- _Task goal_:
Your task is to write out the complete listing exactly as it is shown.

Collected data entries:
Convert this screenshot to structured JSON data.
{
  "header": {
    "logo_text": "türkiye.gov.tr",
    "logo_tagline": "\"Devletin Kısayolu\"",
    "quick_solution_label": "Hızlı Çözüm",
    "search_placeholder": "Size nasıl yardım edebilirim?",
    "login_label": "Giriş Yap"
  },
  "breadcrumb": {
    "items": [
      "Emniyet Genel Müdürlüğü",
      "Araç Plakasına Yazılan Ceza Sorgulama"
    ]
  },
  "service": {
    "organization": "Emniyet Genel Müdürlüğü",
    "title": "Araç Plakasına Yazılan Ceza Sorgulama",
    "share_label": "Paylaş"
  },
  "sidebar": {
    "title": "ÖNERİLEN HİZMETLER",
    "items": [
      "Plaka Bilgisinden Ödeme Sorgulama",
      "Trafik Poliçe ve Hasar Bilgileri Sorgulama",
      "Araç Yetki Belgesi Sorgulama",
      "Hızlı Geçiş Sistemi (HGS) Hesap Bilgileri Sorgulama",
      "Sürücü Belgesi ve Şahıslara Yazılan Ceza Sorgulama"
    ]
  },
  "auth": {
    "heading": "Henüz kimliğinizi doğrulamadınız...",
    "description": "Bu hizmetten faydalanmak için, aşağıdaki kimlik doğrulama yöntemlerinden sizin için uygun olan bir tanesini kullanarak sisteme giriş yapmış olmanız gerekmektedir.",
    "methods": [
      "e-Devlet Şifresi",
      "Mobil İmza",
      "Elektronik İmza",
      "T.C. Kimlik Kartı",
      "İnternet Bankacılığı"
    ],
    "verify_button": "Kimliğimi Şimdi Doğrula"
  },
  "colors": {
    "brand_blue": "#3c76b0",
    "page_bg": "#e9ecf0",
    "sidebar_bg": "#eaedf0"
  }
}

- _Exercise answer_:
Convert this screenshot to structured JSON data.
{
  "header": {
    "logo_text": "türkiye.gov.tr",
    "logo_tagline": "\"Devletin Kısayolu\"",
    "quick_solution_label": "Hızlı Çözüm",
    "search_placeholder": "Size nasıl yardım edebilirim?",
    "login_label": "Giriş Yap"
  },
  "breadcrumb": {
    "items": [
      "Emniyet Genel Müdürlüğü",
      "Araç Plakasına Yazılan Ceza Sorgulama"
    ]
  },
  "service": {
    "organization": "Emniyet Genel Müdürlüğü",
    "title": "Araç Plakasına Yazılan Ceza Sorgulama",
    "share_label": "Paylaş"
  },
  "sidebar": {
    "title": "ÖNERİLEN HİZMETLER",
    "items": [
      "Plaka Bilgisinden Ödeme Sorgulama",
      "Trafik Poliçe ve Hasar Bilgileri Sorgulama",
      "Araç Yetki Belgesi Sorgulama",
      "Hızlı Geçiş Sistemi (HGS) Hesap Bilgileri Sorgulama",
      "Sürücü Belgesi ve Şahıslara Yazılan Ceza Sorgulama"
    ]
  },
  "auth": {
    "heading": "Henüz kimliğinizi doğrulamadınız...",
    "description": "Bu hizmetten faydalanmak için, aşağıdaki kimlik doğrulama yöntemlerinden sizin için uygun olan bir tanesini kullanarak sisteme giriş yapmış olmanız gerekmektedir.",
    "methods": [
      "e-Devlet Şifresi",
      "Mobil İmza",
      "Elektronik İmza",
      "T.C. Kimlik Kartı",
      "İnternet Bankacılığı"
    ],
    "verify_button": "Kimliğimi Şimdi Doğrula"
  },
  "colors": {
    "brand_blue": "#3c76b0",
    "page_bg": "#e9ecf0",
    "sidebar_bg": "#eaedf0"
  }
}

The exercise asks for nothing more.